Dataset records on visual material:
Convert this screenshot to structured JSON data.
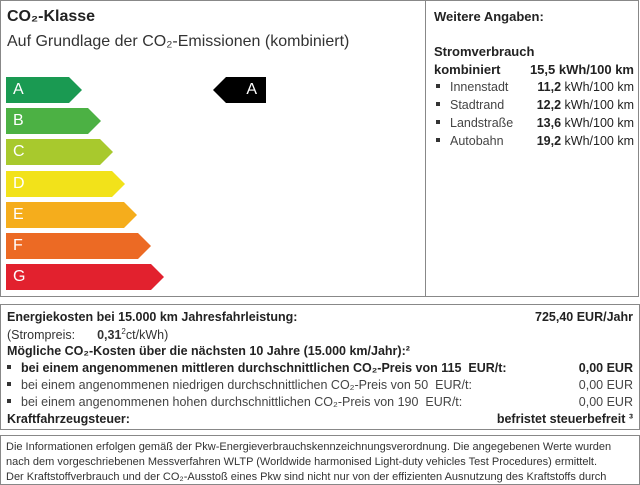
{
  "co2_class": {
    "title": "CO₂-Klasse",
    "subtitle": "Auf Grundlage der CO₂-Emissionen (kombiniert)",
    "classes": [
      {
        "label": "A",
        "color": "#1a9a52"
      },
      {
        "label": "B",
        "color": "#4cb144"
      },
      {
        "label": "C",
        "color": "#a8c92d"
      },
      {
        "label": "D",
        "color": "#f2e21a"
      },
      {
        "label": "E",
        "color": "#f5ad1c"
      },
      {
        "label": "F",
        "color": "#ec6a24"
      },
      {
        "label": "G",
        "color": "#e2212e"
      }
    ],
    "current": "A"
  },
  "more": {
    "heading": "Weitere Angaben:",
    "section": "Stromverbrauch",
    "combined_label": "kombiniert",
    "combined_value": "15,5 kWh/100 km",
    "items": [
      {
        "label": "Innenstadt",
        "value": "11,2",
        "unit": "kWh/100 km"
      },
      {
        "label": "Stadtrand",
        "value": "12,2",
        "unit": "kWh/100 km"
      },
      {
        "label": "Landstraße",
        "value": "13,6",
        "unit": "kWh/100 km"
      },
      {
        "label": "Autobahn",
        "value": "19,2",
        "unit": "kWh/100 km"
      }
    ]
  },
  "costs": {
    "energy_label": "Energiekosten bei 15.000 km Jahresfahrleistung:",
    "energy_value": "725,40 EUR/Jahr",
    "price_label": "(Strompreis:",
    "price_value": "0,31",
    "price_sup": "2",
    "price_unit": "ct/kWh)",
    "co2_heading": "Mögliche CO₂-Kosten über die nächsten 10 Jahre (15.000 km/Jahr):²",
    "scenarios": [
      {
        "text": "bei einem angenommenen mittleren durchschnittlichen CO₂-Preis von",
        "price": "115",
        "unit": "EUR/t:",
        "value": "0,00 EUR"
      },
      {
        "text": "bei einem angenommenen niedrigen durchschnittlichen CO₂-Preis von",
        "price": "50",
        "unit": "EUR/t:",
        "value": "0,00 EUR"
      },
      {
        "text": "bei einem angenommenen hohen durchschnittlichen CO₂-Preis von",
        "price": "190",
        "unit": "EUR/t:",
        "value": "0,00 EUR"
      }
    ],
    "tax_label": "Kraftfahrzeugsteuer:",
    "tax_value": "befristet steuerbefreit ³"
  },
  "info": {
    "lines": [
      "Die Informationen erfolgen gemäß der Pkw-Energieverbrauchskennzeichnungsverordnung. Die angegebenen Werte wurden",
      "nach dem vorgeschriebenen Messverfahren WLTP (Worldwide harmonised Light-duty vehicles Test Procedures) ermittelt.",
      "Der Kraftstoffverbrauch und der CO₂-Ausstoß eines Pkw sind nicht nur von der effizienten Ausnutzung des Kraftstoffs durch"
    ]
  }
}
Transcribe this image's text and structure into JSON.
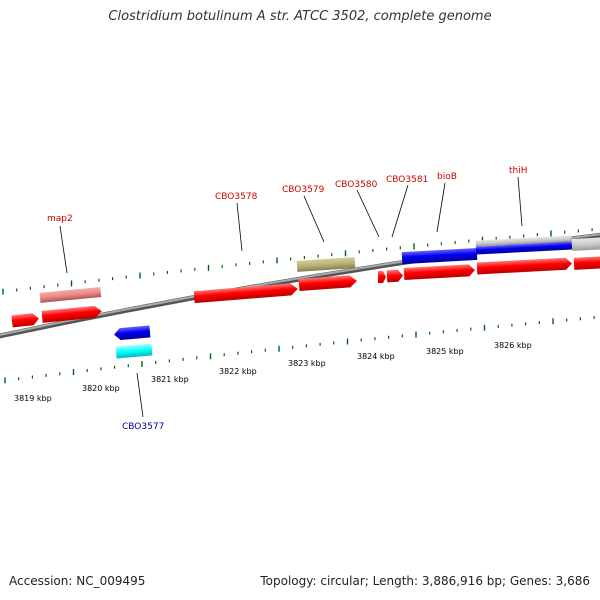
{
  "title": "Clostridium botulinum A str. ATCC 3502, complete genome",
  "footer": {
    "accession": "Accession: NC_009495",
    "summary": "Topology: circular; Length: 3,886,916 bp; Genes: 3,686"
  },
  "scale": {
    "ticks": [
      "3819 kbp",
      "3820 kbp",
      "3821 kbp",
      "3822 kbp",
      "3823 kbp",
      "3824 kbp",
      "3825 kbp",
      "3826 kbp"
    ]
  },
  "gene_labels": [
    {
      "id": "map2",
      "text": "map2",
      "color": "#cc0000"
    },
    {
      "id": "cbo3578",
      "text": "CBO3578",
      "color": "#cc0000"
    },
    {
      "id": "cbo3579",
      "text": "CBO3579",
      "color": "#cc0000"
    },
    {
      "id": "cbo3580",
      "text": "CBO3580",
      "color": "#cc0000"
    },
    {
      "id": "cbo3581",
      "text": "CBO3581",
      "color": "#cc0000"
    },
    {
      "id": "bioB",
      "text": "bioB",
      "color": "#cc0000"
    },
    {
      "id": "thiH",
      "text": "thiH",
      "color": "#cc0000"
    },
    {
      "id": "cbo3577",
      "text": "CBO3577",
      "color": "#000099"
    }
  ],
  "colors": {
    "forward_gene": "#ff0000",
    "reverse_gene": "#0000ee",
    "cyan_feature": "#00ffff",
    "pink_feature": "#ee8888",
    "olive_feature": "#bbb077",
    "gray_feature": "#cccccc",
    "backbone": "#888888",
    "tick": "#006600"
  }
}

#### Problem description:
Transcribe each of the records above precisely, with no pictures in the copy.

#### Response to the task:
Convert this screenshot to structured JSON data.
{
  "co2_class": {
    "title": "CO₂-Klasse",
    "subtitle": "Auf Grundlage der CO₂-Emissionen (kombiniert)",
    "classes": [
      {
        "label": "A",
        "color": "#1a9a52"
      },
      {
        "label": "B",
        "color": "#4cb144"
      },
      {
        "label": "C",
        "color": "#a8c92d"
      },
      {
        "label": "D",
        "color": "#f2e21a"
      },
      {
        "label": "E",
        "color": "#f5ad1c"
      },
      {
        "label": "F",
        "color": "#ec6a24"
      },
      {
        "label": "G",
        "color": "#e2212e"
      }
    ],
    "current": "A"
  },
  "more": {
    "heading": "Weitere Angaben:",
    "section": "Stromverbrauch",
    "combined_label": "kombiniert",
    "combined_value": "15,5 kWh/100 km",
    "items": [
      {
        "label": "Innenstadt",
        "value": "11,2",
        "unit": "kWh/100 km"
      },
      {
        "label": "Stadtrand",
        "value": "12,2",
        "unit": "kWh/100 km"
      },
      {
        "label": "Landstraße",
        "value": "13,6",
        "unit": "kWh/100 km"
      },
      {
        "label": "Autobahn",
        "value": "19,2",
        "unit": "kWh/100 km"
      }
    ]
  },
  "costs": {
    "energy_label": "Energiekosten bei 15.000 km Jahresfahrleistung:",
    "energy_value": "725,40 EUR/Jahr",
    "price_label": "(Strompreis:",
    "price_value": "0,31",
    "price_sup": "2",
    "price_unit": "ct/kWh)",
    "co2_heading": "Mögliche CO₂-Kosten über die nächsten 10 Jahre (15.000 km/Jahr):²",
    "scenarios": [
      {
        "text": "bei einem angenommenen mittleren durchschnittlichen CO₂-Preis von",
        "price": "115",
        "unit": "EUR/t:",
        "value": "0,00 EUR"
      },
      {
        "text": "bei einem angenommenen niedrigen durchschnittlichen CO₂-Preis von",
        "price": "50",
        "unit": "EUR/t:",
        "value": "0,00 EUR"
      },
      {
        "text": "bei einem angenommenen hohen durchschnittlichen CO₂-Preis von",
        "price": "190",
        "unit": "EUR/t:",
        "value": "0,00 EUR"
      }
    ],
    "tax_label": "Kraftfahrzeugsteuer:",
    "tax_value": "befristet steuerbefreit ³"
  },
  "info": {
    "lines": [
      "Die Informationen erfolgen gemäß der Pkw-Energieverbrauchskennzeichnungsverordnung. Die angegebenen Werte wurden",
      "nach dem vorgeschriebenen Messverfahren WLTP (Worldwide harmonised Light-duty vehicles Test Procedures) ermittelt.",
      "Der Kraftstoffverbrauch und der CO₂-Ausstoß eines Pkw sind nicht nur von der effizienten Ausnutzung des Kraftstoffs durch"
    ]
  }
}
Transcribe this image's text and structure into JSON.
{
  "title": "Clostridium botulinum A str. ATCC 3502, complete genome",
  "footer": {
    "accession": "Accession: NC_009495",
    "summary": "Topology: circular; Length: 3,886,916 bp; Genes: 3,686"
  },
  "scale": {
    "ticks": [
      "3819 kbp",
      "3820 kbp",
      "3821 kbp",
      "3822 kbp",
      "3823 kbp",
      "3824 kbp",
      "3825 kbp",
      "3826 kbp"
    ]
  },
  "gene_labels": [
    {
      "id": "map2",
      "text": "map2",
      "color": "#cc0000"
    },
    {
      "id": "cbo3578",
      "text": "CBO3578",
      "color": "#cc0000"
    },
    {
      "id": "cbo3579",
      "text": "CBO3579",
      "color": "#cc0000"
    },
    {
      "id": "cbo3580",
      "text": "CBO3580",
      "color": "#cc0000"
    },
    {
      "id": "cbo3581",
      "text": "CBO3581",
      "color": "#cc0000"
    },
    {
      "id": "bioB",
      "text": "bioB",
      "color": "#cc0000"
    },
    {
      "id": "thiH",
      "text": "thiH",
      "color": "#cc0000"
    },
    {
      "id": "cbo3577",
      "text": "CBO3577",
      "color": "#000099"
    }
  ],
  "colors": {
    "forward_gene": "#ff0000",
    "reverse_gene": "#0000ee",
    "cyan_feature": "#00ffff",
    "pink_feature": "#ee8888",
    "olive_feature": "#bbb077",
    "gray_feature": "#cccccc",
    "backbone": "#888888",
    "tick": "#006600"
  }
}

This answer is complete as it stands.